-- Start of Material supplied --
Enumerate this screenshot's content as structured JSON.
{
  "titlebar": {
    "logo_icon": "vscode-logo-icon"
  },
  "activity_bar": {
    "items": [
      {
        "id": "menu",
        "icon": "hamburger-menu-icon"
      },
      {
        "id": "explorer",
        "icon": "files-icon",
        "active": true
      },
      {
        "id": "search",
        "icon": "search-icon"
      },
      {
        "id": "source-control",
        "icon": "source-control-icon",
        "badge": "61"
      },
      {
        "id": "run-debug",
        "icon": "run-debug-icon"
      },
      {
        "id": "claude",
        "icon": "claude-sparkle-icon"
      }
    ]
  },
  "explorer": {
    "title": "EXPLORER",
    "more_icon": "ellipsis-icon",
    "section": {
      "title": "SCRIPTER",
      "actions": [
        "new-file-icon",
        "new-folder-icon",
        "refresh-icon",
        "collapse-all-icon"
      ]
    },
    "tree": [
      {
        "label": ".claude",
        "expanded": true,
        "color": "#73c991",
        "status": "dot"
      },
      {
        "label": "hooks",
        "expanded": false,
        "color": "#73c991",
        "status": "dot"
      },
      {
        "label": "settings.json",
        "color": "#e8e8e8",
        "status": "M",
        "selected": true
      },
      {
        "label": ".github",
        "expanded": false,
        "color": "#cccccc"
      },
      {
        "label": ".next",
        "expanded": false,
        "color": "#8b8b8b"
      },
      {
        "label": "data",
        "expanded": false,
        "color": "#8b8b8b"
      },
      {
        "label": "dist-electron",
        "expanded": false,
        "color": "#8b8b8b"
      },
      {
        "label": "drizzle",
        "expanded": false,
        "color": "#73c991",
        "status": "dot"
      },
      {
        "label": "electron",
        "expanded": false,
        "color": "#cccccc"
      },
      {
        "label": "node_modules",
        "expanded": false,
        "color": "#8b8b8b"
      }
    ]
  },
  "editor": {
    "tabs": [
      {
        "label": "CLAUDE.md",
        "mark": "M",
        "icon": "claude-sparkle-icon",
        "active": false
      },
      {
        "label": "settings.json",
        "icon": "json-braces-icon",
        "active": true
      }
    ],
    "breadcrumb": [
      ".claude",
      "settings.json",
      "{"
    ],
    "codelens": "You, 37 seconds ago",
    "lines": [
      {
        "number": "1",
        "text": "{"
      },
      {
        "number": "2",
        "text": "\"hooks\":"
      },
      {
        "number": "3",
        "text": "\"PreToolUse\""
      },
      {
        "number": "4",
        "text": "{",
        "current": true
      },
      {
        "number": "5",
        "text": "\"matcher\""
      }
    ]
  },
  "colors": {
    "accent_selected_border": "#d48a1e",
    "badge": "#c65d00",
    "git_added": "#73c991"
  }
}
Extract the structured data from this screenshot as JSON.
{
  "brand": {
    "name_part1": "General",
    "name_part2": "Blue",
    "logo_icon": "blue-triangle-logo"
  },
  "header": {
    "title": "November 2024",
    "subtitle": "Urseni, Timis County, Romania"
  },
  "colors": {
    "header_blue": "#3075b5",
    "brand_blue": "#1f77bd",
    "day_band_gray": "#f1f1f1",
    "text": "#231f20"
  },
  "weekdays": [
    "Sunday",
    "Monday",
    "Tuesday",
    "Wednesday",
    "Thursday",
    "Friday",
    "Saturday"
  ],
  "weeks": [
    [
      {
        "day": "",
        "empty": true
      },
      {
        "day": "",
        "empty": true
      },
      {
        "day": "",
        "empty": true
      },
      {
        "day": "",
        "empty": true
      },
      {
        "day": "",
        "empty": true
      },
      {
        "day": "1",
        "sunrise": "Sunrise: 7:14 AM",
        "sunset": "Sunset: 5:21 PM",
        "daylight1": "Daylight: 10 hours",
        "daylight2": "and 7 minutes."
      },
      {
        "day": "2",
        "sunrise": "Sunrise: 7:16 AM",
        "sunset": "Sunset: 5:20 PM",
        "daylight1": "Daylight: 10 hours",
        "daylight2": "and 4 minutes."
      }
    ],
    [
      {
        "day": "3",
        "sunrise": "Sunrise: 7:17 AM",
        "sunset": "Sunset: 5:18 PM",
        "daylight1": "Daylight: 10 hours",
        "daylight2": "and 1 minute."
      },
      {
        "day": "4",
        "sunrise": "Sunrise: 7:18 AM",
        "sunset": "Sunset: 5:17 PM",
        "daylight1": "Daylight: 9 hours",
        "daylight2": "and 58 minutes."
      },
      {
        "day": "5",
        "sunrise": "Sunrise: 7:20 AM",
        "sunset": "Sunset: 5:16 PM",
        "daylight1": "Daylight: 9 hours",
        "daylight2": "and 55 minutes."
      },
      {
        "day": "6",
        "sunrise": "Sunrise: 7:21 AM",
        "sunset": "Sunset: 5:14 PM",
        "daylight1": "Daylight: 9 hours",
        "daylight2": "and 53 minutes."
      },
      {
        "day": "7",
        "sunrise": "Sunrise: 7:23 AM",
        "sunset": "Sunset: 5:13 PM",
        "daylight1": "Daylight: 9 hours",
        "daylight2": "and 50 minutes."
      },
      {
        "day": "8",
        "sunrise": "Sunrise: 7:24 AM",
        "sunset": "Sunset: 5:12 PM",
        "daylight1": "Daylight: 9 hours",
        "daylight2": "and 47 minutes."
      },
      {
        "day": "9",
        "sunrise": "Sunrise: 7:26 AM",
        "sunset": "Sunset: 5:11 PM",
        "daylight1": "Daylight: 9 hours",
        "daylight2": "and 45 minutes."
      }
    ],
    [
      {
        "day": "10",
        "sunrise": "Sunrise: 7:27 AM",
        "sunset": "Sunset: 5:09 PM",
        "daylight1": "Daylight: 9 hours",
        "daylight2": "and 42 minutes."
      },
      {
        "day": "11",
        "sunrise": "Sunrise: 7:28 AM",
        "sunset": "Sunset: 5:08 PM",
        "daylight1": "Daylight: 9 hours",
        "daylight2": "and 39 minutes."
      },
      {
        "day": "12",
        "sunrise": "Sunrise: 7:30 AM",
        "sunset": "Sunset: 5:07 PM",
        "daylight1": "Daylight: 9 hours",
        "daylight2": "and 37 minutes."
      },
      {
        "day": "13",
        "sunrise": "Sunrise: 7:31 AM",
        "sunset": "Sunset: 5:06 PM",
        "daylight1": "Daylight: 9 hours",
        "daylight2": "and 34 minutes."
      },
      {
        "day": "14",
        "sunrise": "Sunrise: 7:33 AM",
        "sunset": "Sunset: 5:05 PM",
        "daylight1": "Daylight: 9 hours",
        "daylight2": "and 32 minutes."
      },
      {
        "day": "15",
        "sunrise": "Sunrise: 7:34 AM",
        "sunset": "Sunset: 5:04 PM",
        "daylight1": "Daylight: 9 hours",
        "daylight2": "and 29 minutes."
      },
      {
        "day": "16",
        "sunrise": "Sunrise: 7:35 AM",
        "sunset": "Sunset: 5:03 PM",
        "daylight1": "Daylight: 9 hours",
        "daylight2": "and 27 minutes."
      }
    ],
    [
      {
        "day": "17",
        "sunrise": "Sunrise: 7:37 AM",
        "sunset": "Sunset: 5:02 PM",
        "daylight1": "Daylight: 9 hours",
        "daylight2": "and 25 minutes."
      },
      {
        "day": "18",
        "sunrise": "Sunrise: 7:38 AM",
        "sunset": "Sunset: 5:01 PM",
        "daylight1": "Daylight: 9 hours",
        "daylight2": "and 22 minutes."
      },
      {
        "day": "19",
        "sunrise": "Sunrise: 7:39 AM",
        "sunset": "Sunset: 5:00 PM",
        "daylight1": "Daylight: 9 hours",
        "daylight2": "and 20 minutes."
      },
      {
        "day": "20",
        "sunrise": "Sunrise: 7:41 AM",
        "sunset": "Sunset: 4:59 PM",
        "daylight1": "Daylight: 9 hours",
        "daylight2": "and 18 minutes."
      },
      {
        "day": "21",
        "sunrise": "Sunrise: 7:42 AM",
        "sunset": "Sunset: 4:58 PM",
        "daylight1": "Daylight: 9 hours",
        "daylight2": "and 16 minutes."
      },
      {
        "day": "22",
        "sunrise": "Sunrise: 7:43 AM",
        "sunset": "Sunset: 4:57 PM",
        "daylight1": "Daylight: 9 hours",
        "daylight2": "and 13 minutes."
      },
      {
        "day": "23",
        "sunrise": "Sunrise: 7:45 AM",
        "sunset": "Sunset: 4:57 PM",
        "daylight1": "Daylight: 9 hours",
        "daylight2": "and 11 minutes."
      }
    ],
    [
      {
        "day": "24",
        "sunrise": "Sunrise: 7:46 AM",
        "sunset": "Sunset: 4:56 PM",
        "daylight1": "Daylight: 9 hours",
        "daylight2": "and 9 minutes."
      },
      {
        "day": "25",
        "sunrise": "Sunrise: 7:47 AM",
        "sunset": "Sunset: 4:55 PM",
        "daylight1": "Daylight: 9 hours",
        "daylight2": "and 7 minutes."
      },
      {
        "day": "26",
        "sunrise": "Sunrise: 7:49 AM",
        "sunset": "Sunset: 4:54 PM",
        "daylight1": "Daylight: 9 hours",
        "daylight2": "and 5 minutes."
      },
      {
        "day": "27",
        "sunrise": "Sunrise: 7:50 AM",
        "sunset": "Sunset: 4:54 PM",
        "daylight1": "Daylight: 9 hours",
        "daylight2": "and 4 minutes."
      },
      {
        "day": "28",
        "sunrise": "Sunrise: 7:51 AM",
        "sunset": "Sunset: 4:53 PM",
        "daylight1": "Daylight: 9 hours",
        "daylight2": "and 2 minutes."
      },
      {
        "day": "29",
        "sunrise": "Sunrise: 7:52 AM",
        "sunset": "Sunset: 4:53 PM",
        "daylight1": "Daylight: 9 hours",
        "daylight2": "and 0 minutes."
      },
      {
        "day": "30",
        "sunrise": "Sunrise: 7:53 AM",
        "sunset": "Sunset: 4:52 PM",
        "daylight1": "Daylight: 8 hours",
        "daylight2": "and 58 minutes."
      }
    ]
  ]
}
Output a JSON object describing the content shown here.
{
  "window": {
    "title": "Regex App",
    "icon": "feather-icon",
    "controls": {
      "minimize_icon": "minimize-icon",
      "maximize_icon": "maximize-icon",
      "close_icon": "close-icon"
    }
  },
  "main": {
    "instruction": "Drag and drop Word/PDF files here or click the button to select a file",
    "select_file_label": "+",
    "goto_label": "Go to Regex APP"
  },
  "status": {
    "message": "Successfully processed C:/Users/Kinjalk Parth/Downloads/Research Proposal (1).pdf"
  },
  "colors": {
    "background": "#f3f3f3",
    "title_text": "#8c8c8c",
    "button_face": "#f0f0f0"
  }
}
-- End of Material supplied --
**The problem**
Look over the listing above. Pick out and copy every line that includes "screenshot".

**Expected answer**
Enumerate this screenshot's content as structured JSON.
Extract the structured data from this screenshot as JSON.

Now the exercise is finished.